Record list:
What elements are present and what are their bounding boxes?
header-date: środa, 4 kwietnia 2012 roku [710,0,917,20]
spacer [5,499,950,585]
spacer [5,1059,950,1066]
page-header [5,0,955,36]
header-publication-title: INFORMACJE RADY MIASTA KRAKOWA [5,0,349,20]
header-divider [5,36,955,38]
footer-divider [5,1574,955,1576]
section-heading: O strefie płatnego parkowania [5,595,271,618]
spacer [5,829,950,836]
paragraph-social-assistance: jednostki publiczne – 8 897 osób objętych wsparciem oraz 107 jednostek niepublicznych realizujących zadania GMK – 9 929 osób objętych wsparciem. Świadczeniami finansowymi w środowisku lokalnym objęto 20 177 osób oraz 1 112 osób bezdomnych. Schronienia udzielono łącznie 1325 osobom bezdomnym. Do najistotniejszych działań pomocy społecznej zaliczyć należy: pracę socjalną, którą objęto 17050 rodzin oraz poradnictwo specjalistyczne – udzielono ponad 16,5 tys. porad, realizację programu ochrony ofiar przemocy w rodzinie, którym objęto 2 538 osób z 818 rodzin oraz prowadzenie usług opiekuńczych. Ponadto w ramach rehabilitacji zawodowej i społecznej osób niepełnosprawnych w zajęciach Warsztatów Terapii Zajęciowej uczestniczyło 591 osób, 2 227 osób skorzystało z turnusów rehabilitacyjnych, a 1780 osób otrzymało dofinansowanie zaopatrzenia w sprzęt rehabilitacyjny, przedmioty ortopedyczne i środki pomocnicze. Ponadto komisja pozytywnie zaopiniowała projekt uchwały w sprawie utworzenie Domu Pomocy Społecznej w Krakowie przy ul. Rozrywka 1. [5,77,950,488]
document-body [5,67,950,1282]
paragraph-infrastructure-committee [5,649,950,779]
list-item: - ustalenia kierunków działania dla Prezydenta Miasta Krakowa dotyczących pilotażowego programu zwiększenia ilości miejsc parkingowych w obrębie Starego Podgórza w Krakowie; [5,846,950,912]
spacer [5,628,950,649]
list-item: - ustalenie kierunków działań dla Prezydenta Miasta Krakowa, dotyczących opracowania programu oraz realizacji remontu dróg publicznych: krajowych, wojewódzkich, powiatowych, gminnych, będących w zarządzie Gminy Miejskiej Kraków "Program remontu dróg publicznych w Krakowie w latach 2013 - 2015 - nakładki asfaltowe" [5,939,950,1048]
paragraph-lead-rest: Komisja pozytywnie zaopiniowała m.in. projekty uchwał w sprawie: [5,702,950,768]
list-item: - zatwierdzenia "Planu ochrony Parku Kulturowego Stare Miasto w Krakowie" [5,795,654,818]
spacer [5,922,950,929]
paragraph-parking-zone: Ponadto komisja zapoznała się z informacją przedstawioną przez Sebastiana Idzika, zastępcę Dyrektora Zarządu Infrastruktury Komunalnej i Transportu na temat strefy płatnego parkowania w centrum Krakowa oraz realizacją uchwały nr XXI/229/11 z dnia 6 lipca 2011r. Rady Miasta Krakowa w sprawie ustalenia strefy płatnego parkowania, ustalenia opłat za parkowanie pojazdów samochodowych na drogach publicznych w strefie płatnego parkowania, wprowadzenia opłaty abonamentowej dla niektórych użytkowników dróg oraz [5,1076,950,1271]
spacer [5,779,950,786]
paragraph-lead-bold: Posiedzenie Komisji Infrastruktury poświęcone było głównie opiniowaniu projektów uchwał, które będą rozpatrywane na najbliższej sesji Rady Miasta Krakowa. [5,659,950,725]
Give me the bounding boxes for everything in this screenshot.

==

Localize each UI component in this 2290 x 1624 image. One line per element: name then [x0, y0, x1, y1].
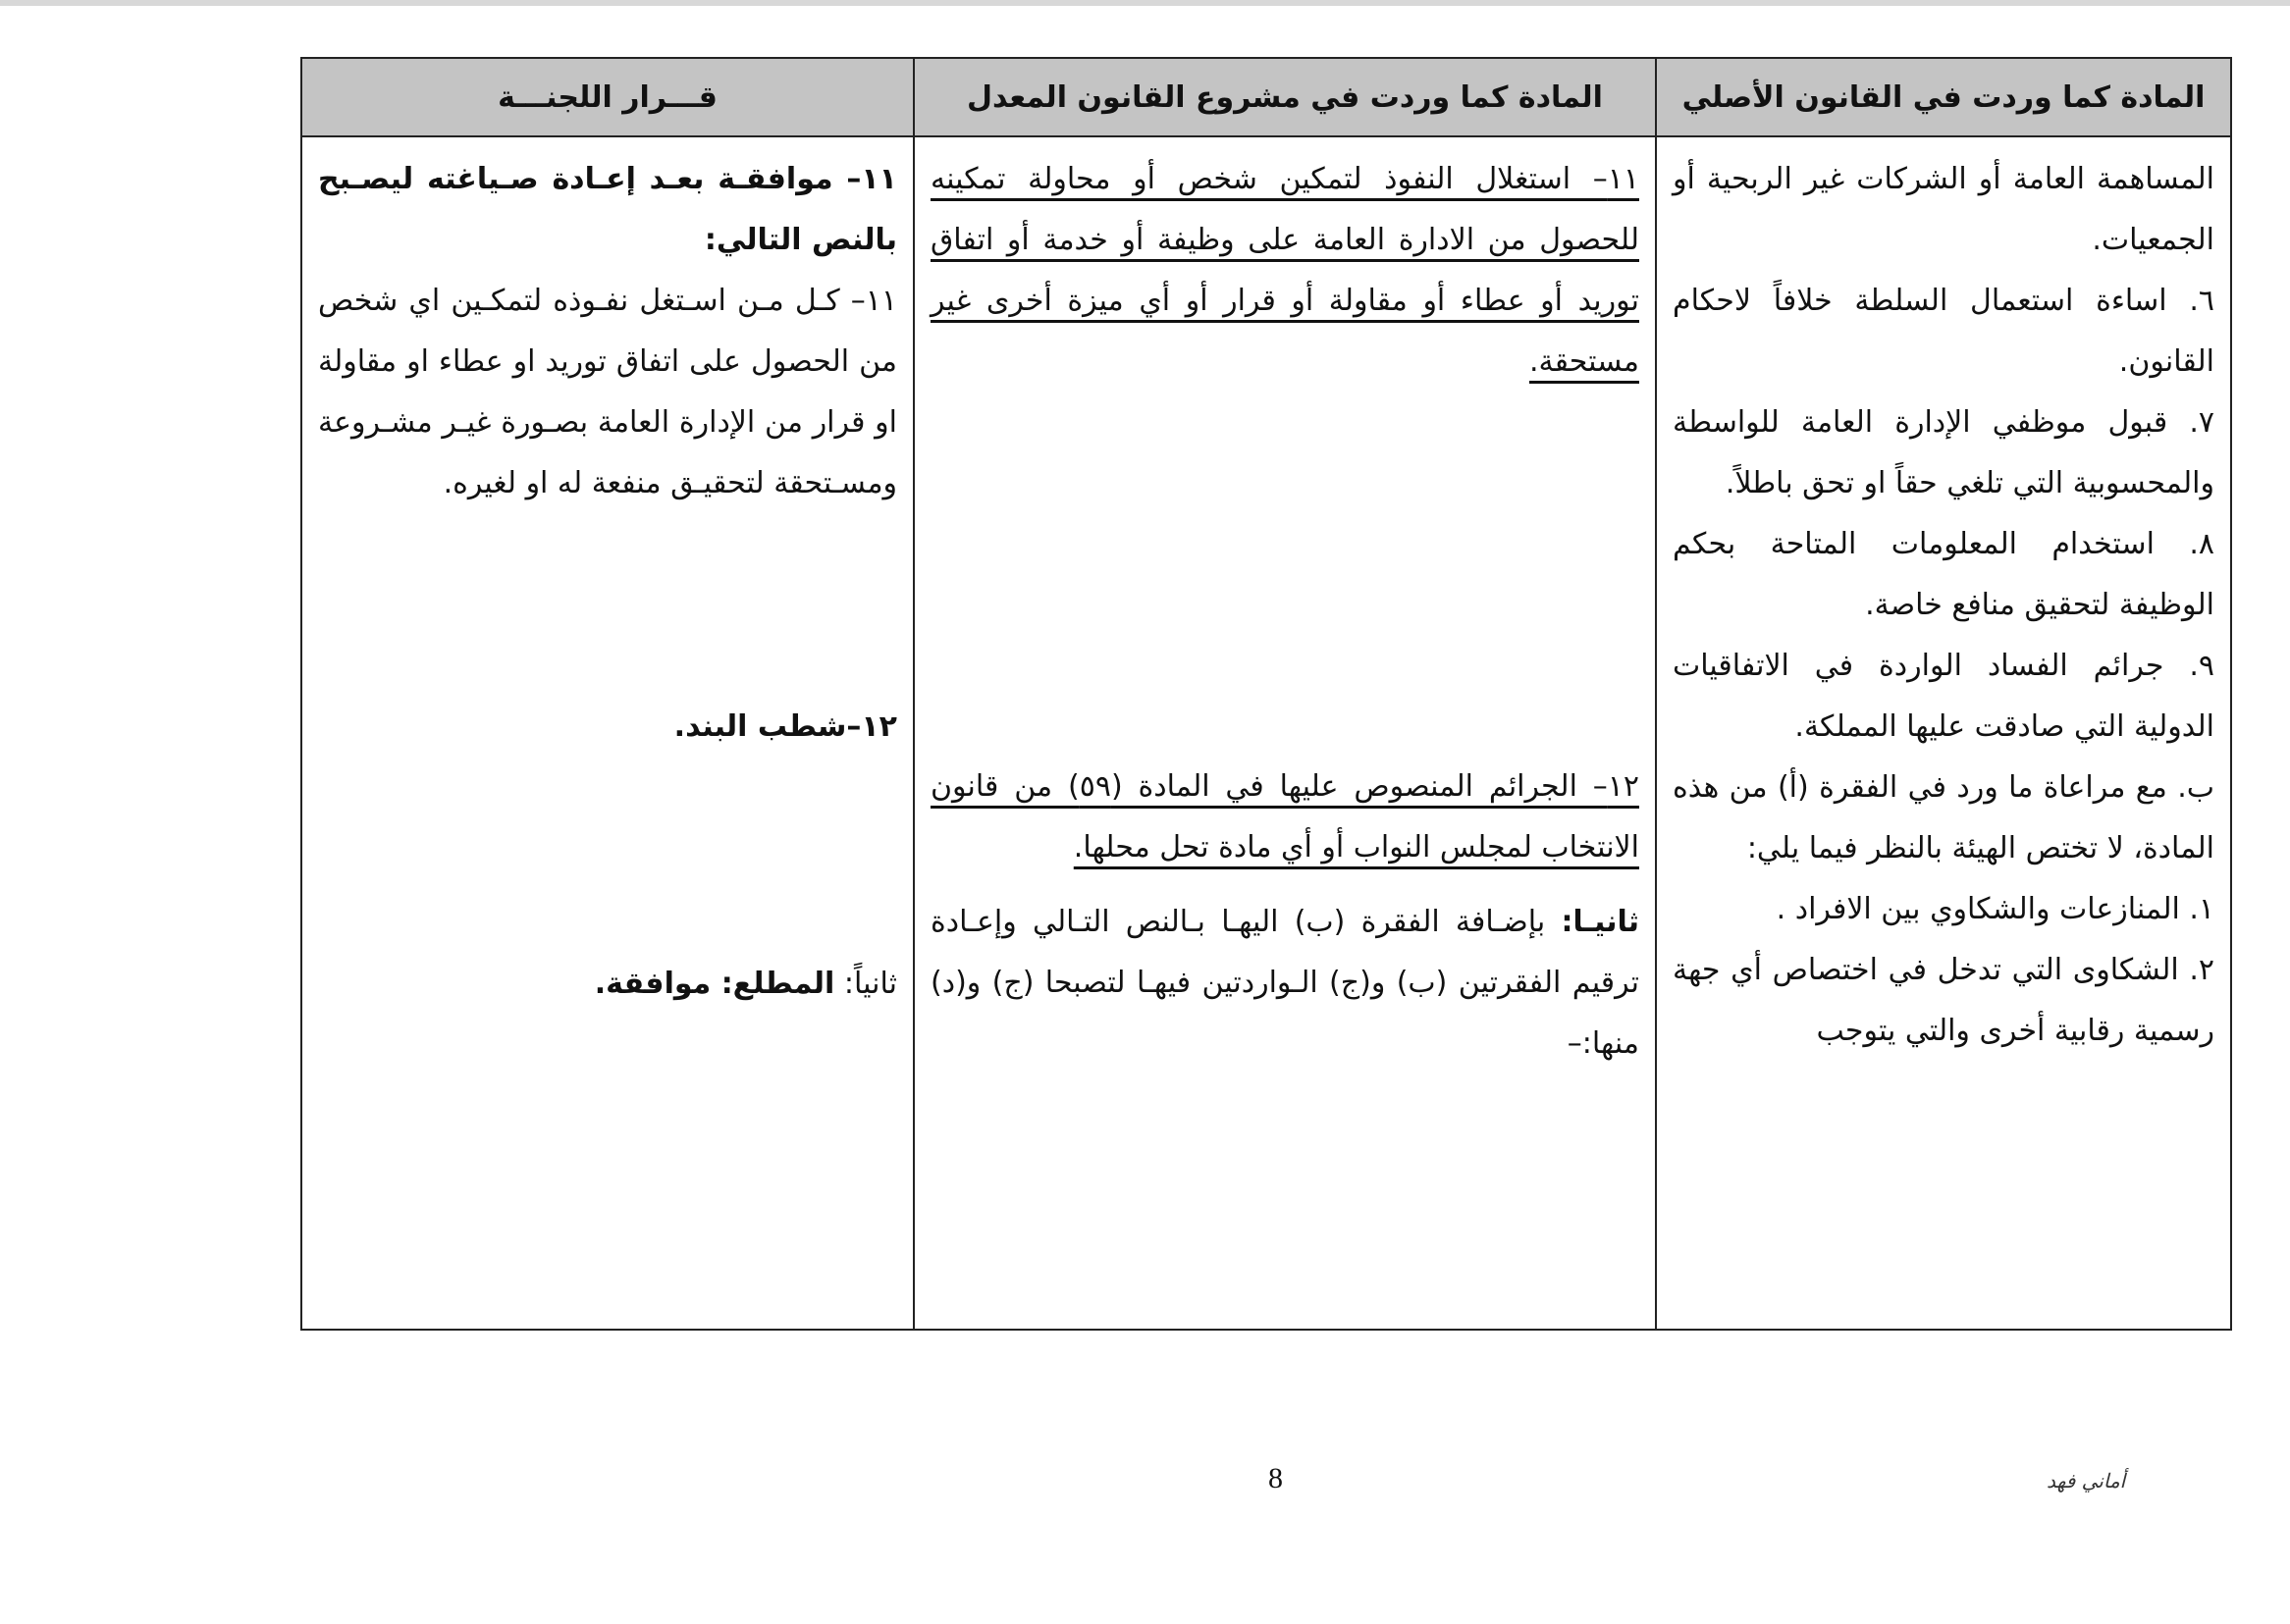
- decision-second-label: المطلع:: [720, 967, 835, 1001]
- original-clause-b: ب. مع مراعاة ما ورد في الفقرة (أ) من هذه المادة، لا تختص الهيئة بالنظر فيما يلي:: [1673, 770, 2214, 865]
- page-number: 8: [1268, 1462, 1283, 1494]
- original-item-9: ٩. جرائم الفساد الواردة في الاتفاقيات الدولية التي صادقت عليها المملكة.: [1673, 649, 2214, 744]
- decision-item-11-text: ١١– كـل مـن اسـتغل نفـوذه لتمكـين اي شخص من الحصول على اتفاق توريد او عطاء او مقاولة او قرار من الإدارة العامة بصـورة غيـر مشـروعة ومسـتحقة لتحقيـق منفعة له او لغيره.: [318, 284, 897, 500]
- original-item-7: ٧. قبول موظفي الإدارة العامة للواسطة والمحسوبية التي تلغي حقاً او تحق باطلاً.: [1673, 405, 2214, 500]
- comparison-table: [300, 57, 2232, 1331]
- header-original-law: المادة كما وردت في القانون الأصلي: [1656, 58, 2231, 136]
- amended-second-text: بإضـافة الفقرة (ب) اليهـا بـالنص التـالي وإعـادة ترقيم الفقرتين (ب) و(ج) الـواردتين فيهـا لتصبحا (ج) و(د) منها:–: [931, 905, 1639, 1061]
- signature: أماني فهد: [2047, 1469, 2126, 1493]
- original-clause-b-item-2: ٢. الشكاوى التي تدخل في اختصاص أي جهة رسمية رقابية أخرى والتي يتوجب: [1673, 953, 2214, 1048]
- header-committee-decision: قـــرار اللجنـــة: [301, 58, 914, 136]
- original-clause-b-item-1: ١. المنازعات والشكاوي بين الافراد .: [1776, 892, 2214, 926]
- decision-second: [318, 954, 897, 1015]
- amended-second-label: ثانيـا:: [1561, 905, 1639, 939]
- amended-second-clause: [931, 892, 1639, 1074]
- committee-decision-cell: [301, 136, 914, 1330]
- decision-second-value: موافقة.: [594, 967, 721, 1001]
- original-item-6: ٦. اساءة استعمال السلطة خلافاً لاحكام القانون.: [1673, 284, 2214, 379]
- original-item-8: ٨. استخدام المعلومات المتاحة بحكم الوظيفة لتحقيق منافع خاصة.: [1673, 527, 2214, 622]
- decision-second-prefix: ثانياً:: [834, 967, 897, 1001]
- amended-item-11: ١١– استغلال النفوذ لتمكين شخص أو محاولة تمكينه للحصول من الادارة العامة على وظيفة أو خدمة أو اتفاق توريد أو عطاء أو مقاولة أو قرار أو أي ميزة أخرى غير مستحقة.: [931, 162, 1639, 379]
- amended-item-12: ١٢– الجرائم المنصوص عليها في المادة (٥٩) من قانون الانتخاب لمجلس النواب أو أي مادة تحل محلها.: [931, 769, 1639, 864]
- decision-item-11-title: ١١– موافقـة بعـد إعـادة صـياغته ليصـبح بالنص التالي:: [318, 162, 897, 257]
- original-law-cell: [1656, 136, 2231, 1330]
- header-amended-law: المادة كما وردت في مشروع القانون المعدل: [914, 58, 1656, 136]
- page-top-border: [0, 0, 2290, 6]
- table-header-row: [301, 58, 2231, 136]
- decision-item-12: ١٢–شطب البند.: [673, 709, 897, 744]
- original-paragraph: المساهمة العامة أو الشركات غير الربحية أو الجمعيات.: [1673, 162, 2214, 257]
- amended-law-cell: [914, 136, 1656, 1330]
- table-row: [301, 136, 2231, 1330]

---

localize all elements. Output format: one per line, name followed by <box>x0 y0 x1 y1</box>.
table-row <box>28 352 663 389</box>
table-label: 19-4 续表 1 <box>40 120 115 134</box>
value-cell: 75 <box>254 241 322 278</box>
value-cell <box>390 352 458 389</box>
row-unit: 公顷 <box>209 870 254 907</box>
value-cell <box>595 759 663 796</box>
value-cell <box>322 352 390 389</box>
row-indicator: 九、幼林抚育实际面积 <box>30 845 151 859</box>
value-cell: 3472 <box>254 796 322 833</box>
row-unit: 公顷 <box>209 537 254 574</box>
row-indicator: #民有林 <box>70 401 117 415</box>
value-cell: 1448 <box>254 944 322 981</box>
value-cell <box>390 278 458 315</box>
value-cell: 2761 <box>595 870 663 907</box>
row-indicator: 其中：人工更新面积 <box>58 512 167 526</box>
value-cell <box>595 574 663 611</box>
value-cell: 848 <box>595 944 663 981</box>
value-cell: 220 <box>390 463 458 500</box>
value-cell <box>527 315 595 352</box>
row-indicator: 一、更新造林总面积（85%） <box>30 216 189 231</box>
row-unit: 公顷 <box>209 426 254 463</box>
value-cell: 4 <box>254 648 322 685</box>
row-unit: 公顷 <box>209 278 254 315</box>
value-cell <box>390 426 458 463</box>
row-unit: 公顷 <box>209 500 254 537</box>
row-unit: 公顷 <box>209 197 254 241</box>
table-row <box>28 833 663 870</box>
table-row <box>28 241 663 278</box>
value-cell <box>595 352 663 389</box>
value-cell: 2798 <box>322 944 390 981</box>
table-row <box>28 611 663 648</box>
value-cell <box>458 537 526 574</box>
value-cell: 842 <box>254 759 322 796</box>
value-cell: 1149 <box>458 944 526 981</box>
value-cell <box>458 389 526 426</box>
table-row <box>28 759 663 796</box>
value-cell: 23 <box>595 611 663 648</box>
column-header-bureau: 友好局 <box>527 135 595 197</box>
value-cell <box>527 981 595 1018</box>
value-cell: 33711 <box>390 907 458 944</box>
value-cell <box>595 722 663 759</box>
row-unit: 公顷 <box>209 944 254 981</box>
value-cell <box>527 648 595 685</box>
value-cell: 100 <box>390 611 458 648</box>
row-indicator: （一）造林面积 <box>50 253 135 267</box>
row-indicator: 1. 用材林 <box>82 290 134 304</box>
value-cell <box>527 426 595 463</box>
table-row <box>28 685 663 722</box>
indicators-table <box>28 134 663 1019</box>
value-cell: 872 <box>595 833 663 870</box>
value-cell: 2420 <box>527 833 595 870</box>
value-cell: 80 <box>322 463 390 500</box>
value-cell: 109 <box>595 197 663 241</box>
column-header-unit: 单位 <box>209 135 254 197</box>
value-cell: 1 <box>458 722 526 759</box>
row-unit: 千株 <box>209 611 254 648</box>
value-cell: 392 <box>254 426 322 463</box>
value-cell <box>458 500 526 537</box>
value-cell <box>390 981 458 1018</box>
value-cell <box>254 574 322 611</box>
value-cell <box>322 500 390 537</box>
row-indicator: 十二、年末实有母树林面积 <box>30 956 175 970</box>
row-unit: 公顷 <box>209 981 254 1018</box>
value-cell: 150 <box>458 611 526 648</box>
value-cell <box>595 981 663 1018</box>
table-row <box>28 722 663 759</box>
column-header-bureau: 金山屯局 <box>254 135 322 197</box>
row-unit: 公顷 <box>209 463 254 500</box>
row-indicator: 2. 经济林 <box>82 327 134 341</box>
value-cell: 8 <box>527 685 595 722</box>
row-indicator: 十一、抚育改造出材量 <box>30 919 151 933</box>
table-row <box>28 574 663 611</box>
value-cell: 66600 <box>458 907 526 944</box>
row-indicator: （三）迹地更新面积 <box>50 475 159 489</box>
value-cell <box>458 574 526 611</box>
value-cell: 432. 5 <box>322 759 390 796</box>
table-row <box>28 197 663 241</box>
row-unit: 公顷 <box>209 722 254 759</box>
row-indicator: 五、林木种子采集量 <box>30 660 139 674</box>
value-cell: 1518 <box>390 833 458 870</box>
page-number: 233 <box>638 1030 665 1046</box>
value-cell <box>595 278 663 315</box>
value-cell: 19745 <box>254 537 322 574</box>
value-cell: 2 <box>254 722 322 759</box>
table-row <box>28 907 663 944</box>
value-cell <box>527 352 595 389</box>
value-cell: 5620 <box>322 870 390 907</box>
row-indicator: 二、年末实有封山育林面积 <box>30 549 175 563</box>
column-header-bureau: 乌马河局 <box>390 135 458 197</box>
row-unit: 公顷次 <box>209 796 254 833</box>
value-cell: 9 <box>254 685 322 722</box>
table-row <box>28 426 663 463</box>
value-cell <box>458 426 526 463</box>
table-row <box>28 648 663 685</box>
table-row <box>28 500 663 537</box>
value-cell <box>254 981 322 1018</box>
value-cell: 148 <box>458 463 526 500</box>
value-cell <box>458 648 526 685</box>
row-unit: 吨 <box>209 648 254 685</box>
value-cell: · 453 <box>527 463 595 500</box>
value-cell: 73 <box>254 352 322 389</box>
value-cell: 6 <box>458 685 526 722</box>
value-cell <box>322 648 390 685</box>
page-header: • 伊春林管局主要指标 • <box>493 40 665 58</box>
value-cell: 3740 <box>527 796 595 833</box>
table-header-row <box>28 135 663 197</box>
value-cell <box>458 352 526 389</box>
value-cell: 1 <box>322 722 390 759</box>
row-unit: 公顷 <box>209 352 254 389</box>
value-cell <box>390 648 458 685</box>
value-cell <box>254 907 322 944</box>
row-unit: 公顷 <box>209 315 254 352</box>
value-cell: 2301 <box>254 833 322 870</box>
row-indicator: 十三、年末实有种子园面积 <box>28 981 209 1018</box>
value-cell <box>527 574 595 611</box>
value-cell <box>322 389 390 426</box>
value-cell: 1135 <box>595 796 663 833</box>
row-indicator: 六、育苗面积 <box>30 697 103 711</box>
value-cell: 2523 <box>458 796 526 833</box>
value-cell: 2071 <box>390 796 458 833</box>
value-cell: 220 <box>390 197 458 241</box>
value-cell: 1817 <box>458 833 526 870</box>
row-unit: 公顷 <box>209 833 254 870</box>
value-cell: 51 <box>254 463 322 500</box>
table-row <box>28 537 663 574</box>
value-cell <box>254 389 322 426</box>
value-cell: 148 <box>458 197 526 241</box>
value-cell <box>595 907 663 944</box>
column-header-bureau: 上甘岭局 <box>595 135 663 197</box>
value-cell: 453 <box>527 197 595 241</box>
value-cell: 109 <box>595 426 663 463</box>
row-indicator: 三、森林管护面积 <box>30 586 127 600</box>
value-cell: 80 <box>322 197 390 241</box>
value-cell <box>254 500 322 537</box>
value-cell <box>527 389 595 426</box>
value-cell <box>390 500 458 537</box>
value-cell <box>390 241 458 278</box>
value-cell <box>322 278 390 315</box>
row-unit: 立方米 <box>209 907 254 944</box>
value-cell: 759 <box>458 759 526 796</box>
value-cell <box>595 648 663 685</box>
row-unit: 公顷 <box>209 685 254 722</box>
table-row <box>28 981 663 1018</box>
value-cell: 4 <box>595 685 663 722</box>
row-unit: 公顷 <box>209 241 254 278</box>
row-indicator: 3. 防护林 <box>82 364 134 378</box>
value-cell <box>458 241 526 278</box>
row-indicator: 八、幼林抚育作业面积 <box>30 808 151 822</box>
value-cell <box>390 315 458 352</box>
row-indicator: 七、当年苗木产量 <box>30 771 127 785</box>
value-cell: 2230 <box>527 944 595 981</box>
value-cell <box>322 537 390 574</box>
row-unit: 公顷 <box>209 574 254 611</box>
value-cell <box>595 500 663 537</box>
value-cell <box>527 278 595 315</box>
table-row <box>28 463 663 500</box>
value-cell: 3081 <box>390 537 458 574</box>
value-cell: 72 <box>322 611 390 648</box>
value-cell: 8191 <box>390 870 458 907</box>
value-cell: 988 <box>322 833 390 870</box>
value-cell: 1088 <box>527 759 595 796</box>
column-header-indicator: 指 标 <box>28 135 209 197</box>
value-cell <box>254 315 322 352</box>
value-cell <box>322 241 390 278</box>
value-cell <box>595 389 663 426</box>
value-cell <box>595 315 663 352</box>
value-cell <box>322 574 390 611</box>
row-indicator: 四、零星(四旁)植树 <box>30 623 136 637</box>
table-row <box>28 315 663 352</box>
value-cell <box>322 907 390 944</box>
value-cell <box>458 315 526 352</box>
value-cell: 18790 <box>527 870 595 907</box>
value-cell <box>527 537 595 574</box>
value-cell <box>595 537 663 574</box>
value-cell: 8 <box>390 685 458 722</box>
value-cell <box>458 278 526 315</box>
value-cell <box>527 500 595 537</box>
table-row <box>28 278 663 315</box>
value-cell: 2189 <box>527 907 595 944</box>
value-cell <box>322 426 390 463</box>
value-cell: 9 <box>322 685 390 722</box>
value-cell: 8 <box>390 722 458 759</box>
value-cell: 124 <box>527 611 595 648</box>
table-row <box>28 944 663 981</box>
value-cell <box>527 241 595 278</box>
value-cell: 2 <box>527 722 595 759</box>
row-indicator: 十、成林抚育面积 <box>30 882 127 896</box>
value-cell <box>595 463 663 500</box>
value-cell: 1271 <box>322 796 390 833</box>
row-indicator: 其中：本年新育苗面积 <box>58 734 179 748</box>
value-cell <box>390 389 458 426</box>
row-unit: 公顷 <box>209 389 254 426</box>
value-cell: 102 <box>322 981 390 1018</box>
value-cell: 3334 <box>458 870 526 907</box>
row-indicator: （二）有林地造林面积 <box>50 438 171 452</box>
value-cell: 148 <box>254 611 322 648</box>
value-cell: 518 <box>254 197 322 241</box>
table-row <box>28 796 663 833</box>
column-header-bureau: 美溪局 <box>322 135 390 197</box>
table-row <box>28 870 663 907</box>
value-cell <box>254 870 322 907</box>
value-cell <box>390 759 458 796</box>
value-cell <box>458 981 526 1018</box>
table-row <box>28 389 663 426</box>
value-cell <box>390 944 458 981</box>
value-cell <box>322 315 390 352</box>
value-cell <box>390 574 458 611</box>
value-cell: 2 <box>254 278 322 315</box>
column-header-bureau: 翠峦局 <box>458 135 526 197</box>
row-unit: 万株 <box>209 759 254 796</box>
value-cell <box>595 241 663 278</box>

Set task: Give as a numbered list the lines from the one containing "- decision-second-label: المطلع:: [720, 967, 835, 1001]" through the one containing "- page-number: 8: [1268, 1462, 1283, 1494]", inclusive, omitting any blank lines.

Worked answer:
1. - decision-second-label: المطلع:: [720, 967, 835, 1001]
2. - original-clause-b: ب. مع مراعاة ما ورد في الفقرة (أ) من هذه المادة، لا تختص الهيئة بالنظر فيما يلي:: [1673, 770, 2214, 865]
3. - page-number: 8: [1268, 1462, 1283, 1494]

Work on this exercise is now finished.